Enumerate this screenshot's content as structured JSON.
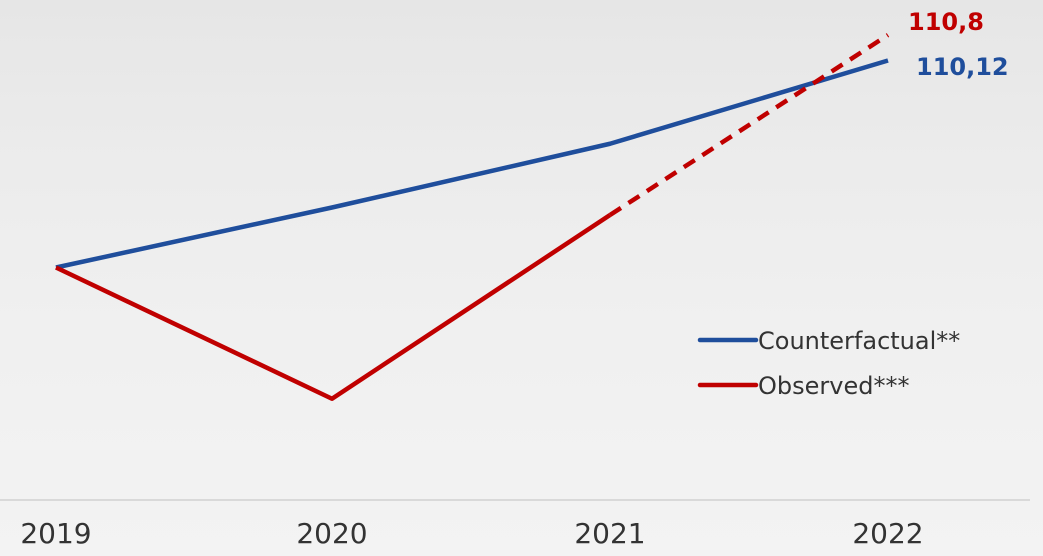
{
  "chart_data": {
    "type": "line",
    "title": "",
    "xlabel": "",
    "ylabel": "",
    "categories": [
      "2019",
      "2020",
      "2021",
      "2022"
    ],
    "ylim": [
      98.8,
      111.2
    ],
    "grid": false,
    "legend_position": "right",
    "series": [
      {
        "name": "Counterfactual**",
        "color": "#1f4e9c",
        "style": "solid",
        "values": [
          104.6,
          106.2,
          107.9,
          110.12
        ],
        "end_label": "110,12"
      },
      {
        "name": "Observed***",
        "color": "#c00000",
        "style": "solid-then-dashed",
        "dashed_from_index": 2,
        "values": [
          104.6,
          101.1,
          106.0,
          110.8
        ],
        "end_label": "110,8"
      }
    ]
  }
}
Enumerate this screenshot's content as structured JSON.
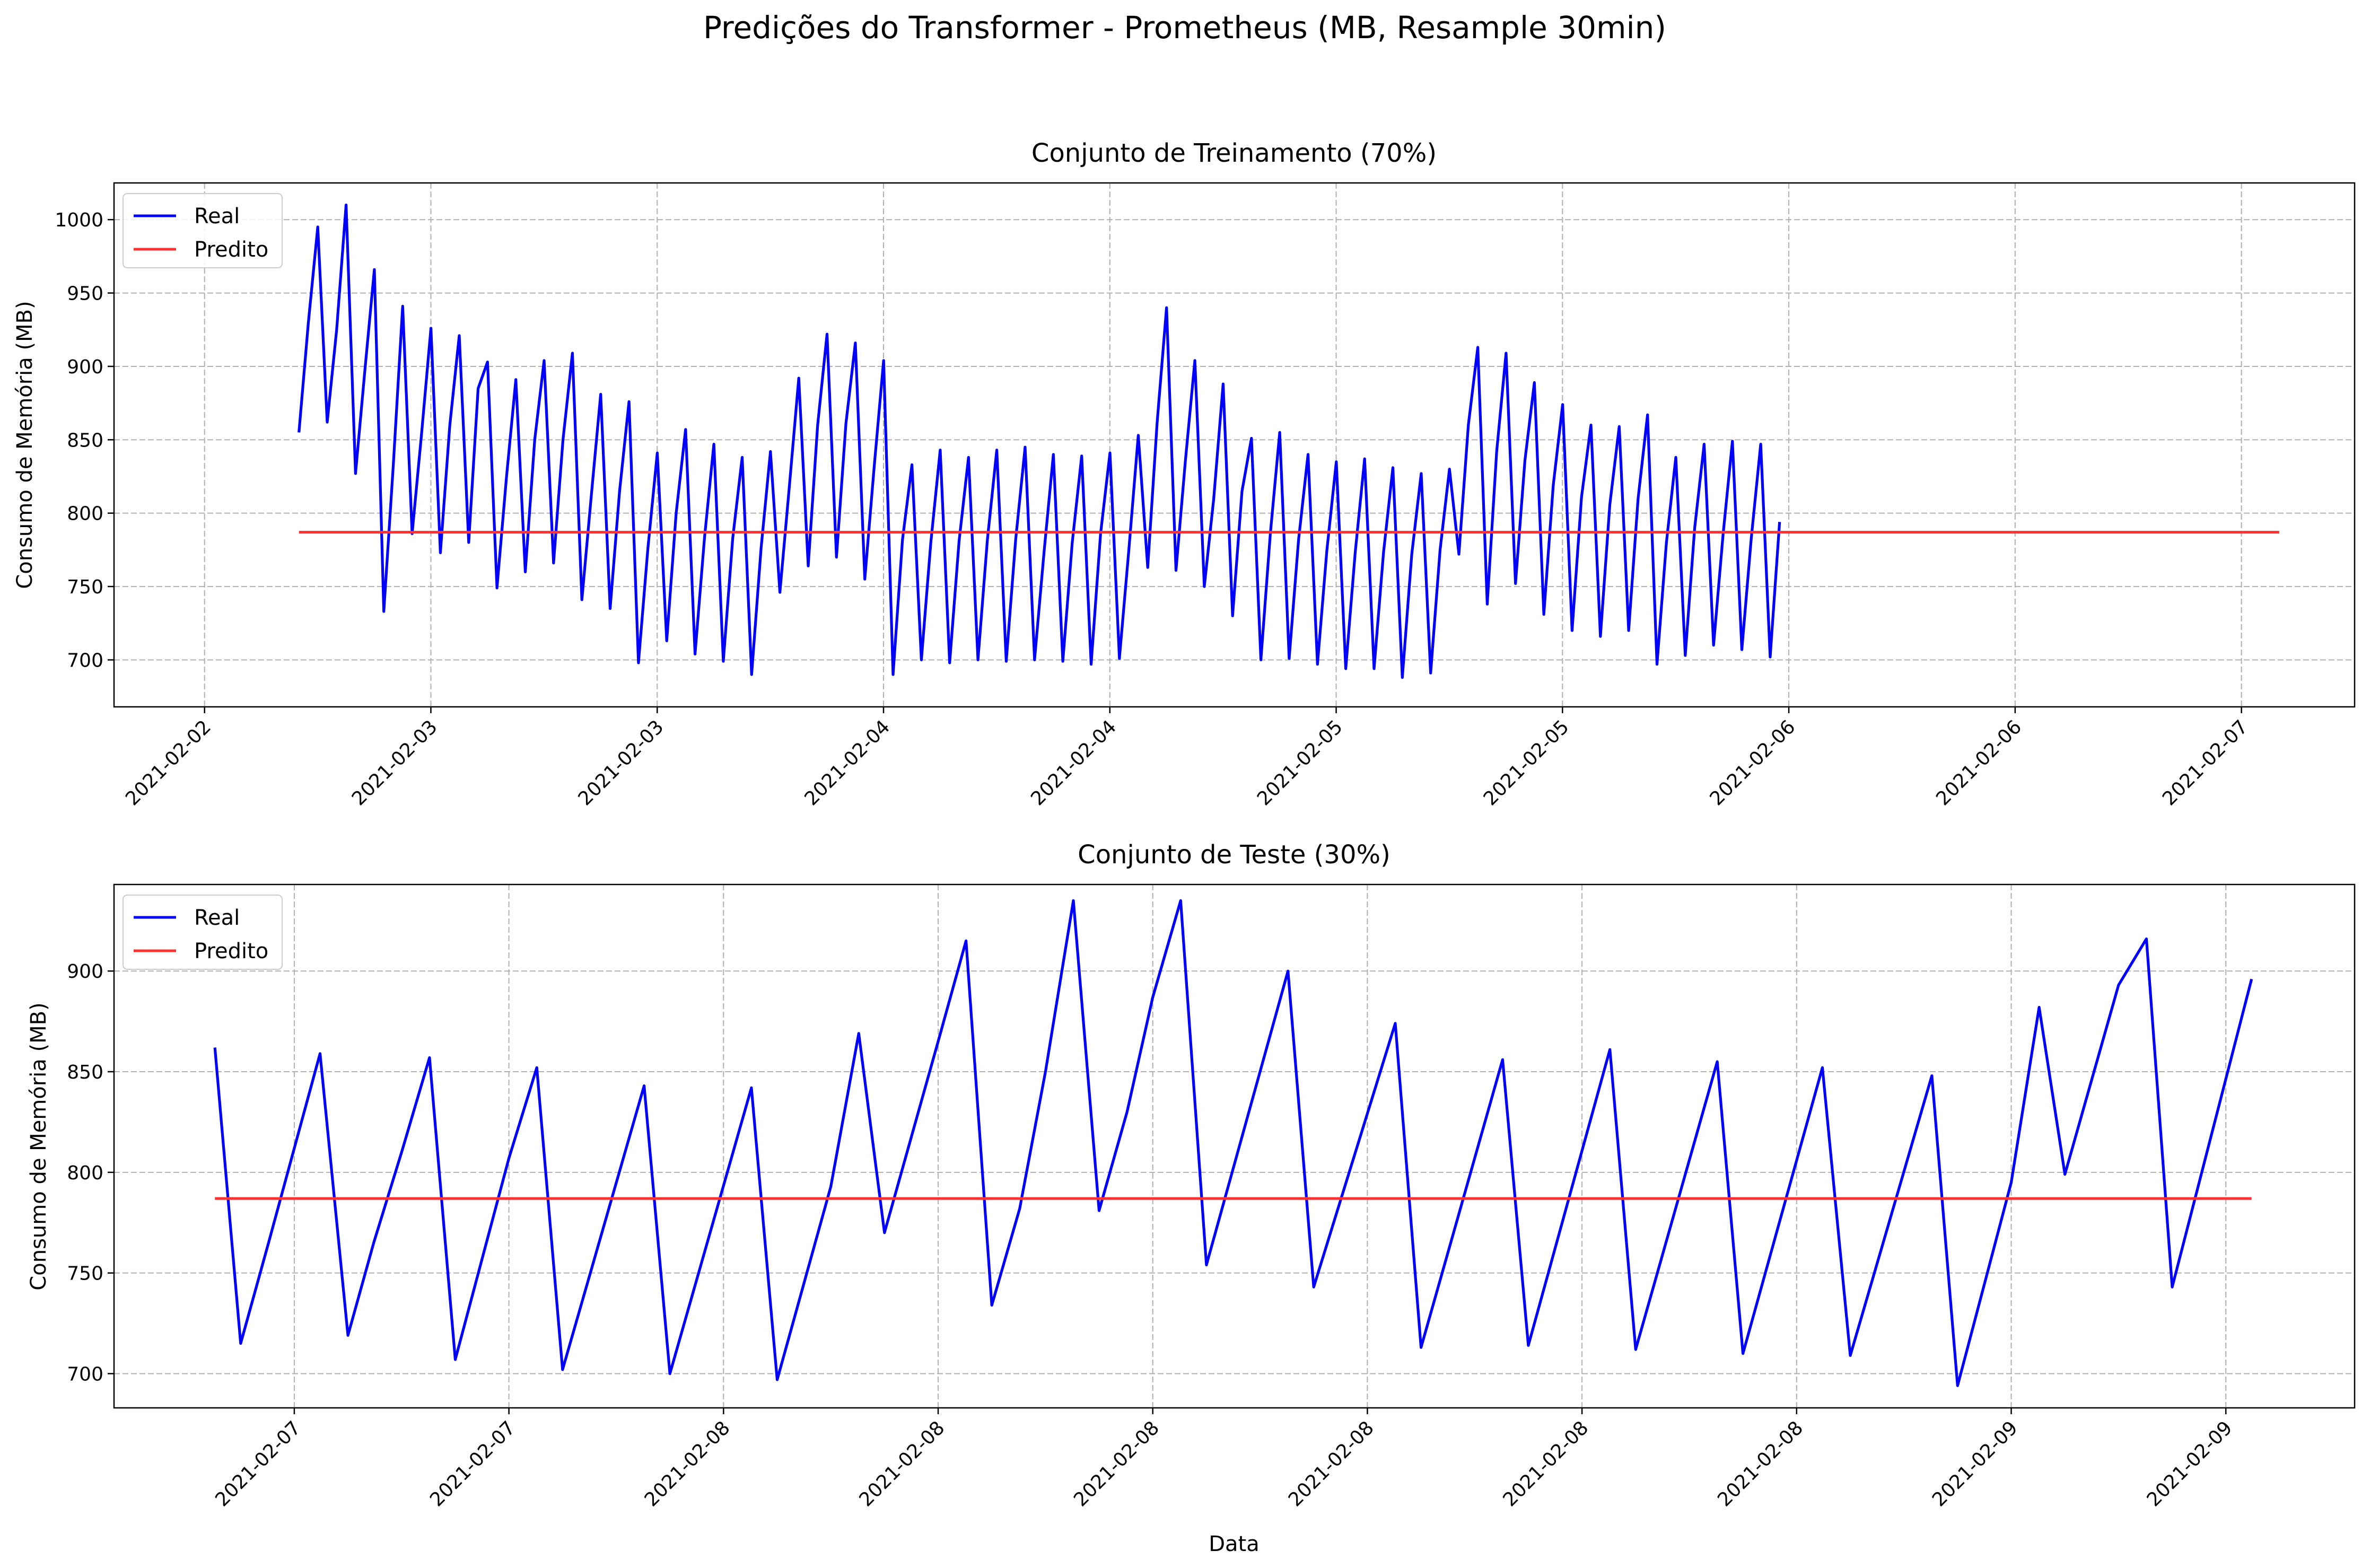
{
  "figure": {
    "suptitle": "Predições do Transformer - Prometheus (MB, Resample 30min)"
  },
  "chart_data": [
    {
      "type": "line",
      "title": "Conjunto de Treinamento (70%)",
      "xlabel": "",
      "ylabel": "Consumo de Memória (MB)",
      "ylim": [
        668,
        1025
      ],
      "xlim": [
        -0.4,
        9.5
      ],
      "yticks": [
        700,
        750,
        800,
        850,
        900,
        950,
        1000
      ],
      "xtick_positions": [
        0,
        1,
        2,
        3,
        4,
        5,
        6,
        7,
        8,
        9
      ],
      "xtick_labels": [
        "2021-02-02",
        "2021-02-03",
        "2021-02-03",
        "2021-02-04",
        "2021-02-04",
        "2021-02-05",
        "2021-02-05",
        "2021-02-06",
        "2021-02-06",
        "2021-02-07"
      ],
      "grid": true,
      "legend": "upper-left",
      "series": [
        {
          "name": "Real",
          "color": "#0000ff",
          "x_start": 0.417,
          "x_step": 0.04167,
          "values": [
            855,
            930,
            995,
            862,
            925,
            1010,
            827,
            898,
            966,
            733,
            832,
            941,
            786,
            854,
            926,
            773,
            860,
            921,
            780,
            885,
            903,
            749,
            824,
            891,
            760,
            850,
            904,
            766,
            850,
            909,
            741,
            812,
            881,
            735,
            815,
            876,
            698,
            776,
            841,
            713,
            800,
            857,
            704,
            783,
            847,
            699,
            783,
            838,
            690,
            776,
            842,
            746,
            818,
            892,
            764,
            860,
            922,
            770,
            861,
            916,
            755,
            832,
            904,
            690,
            782,
            833,
            700,
            780,
            843,
            698,
            781,
            838,
            700,
            782,
            843,
            699,
            782,
            845,
            700,
            773,
            840,
            699,
            780,
            839,
            697,
            786,
            841,
            701,
            775,
            853,
            763,
            862,
            940,
            761,
            836,
            904,
            750,
            810,
            888,
            730,
            815,
            851,
            700,
            786,
            855,
            701,
            782,
            840,
            697,
            775,
            835,
            694,
            773,
            837,
            694,
            773,
            831,
            688,
            772,
            827,
            691,
            775,
            830,
            772,
            860,
            913,
            738,
            842,
            909,
            752,
            836,
            889,
            731,
            819,
            874,
            720,
            811,
            860,
            716,
            806,
            859,
            720,
            810,
            867,
            697,
            780,
            838,
            703,
            790,
            847,
            710,
            785,
            849,
            707,
            783,
            847,
            702,
            794
          ]
        },
        {
          "name": "Predito",
          "color": "#ff3333",
          "x_range": [
            0.417,
            9.167
          ],
          "value": 787
        }
      ]
    },
    {
      "type": "line",
      "title": "Conjunto de Teste (30%)",
      "xlabel": "Data",
      "ylabel": "Consumo de Memória (MB)",
      "ylim": [
        683,
        943
      ],
      "xlim": [
        -0.84,
        9.6
      ],
      "yticks": [
        700,
        750,
        800,
        850,
        900
      ],
      "xtick_positions": [
        0,
        1,
        2,
        3,
        4,
        5,
        6,
        7,
        8,
        9
      ],
      "xtick_labels": [
        "2021-02-07",
        "2021-02-07",
        "2021-02-08",
        "2021-02-08",
        "2021-02-08",
        "2021-02-08",
        "2021-02-08",
        "2021-02-08",
        "2021-02-09",
        "2021-02-09"
      ],
      "grid": true,
      "legend": "upper-left",
      "series": [
        {
          "name": "Real",
          "color": "#0000ff",
          "x": [
            -0.37,
            -0.25,
            -0.12,
            0.12,
            0.25,
            0.37,
            0.5,
            0.63,
            0.75,
            1.0,
            1.13,
            1.25,
            1.63,
            1.75,
            2.13,
            2.25,
            2.5,
            2.63,
            2.75,
            3.0,
            3.13,
            3.25,
            3.38,
            3.5,
            3.63,
            3.75,
            3.88,
            4.0,
            4.13,
            4.25,
            4.63,
            4.75,
            5.13,
            5.25,
            5.63,
            5.75,
            6.13,
            6.25,
            6.63,
            6.75,
            7.12,
            7.25,
            7.63,
            7.75,
            8.0,
            8.13,
            8.25,
            8.5,
            8.63,
            8.75,
            9.12
          ],
          "values": [
            862,
            715,
            765,
            859,
            719,
            765,
            810,
            857,
            707,
            807,
            852,
            702,
            843,
            700,
            842,
            697,
            793,
            869,
            770,
            865,
            915,
            734,
            782,
            850,
            935,
            781,
            830,
            887,
            935,
            754,
            900,
            743,
            874,
            713,
            856,
            714,
            861,
            712,
            855,
            710,
            852,
            709,
            848,
            694,
            795,
            882,
            799,
            893,
            916,
            743,
            896
          ]
        },
        {
          "name": "Predito",
          "color": "#ff3333",
          "x_range": [
            -0.37,
            9.12
          ],
          "value": 787
        }
      ]
    }
  ]
}
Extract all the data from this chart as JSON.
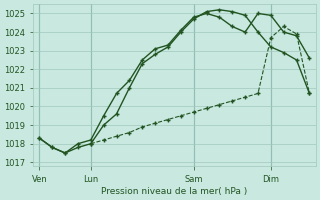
{
  "title": "Pression niveau de la mer( hPa )",
  "bg_color": "#c8e8e0",
  "grid_color": "#a0c8bc",
  "line_color": "#225522",
  "ylim": [
    1016.8,
    1025.5
  ],
  "yticks": [
    1017,
    1018,
    1019,
    1020,
    1021,
    1022,
    1023,
    1024,
    1025
  ],
  "xtick_labels": [
    "Ven",
    "Lun",
    "Sam",
    "Dim"
  ],
  "xtick_positions": [
    0,
    4,
    12,
    18
  ],
  "total_points": 22,
  "line1_x": [
    0,
    1,
    2,
    3,
    4,
    5,
    6,
    7,
    8,
    9,
    10,
    11,
    12,
    13,
    14,
    15,
    16,
    17,
    18,
    19,
    20,
    21
  ],
  "line1_y": [
    1018.3,
    1017.8,
    1017.5,
    1017.8,
    1018.0,
    1019.0,
    1019.6,
    1021.0,
    1022.3,
    1022.8,
    1023.2,
    1024.0,
    1024.7,
    1025.1,
    1025.2,
    1025.1,
    1024.9,
    1024.0,
    1023.2,
    1022.9,
    1022.5,
    1020.7
  ],
  "line2_x": [
    0,
    1,
    2,
    3,
    4,
    5,
    6,
    7,
    8,
    9,
    10,
    11,
    12,
    13,
    14,
    15,
    16,
    17,
    18,
    19,
    20,
    21
  ],
  "line2_y": [
    1018.3,
    1017.8,
    1017.5,
    1018.0,
    1018.2,
    1019.5,
    1020.7,
    1021.4,
    1022.5,
    1023.1,
    1023.3,
    1024.1,
    1024.8,
    1025.0,
    1024.8,
    1024.3,
    1024.0,
    1025.0,
    1024.9,
    1024.0,
    1023.8,
    1022.6
  ],
  "line3_x": [
    4,
    5,
    6,
    7,
    8,
    9,
    10,
    11,
    12,
    13,
    14,
    15,
    16,
    17,
    18,
    19,
    20,
    21
  ],
  "line3_y": [
    1018.0,
    1018.2,
    1018.4,
    1018.6,
    1018.9,
    1019.1,
    1019.3,
    1019.5,
    1019.7,
    1019.9,
    1020.1,
    1020.3,
    1020.5,
    1020.7,
    1023.7,
    1024.3,
    1023.9,
    1020.7
  ],
  "vline_positions": [
    0,
    4,
    12,
    18
  ]
}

+===+

- [GIVEN EXERCISE]: Copy out every line where the word "solid" occurs.

- [EXERCISE OUTPUT]:
        "style": "solid",
        "style": "solid-then-dashed",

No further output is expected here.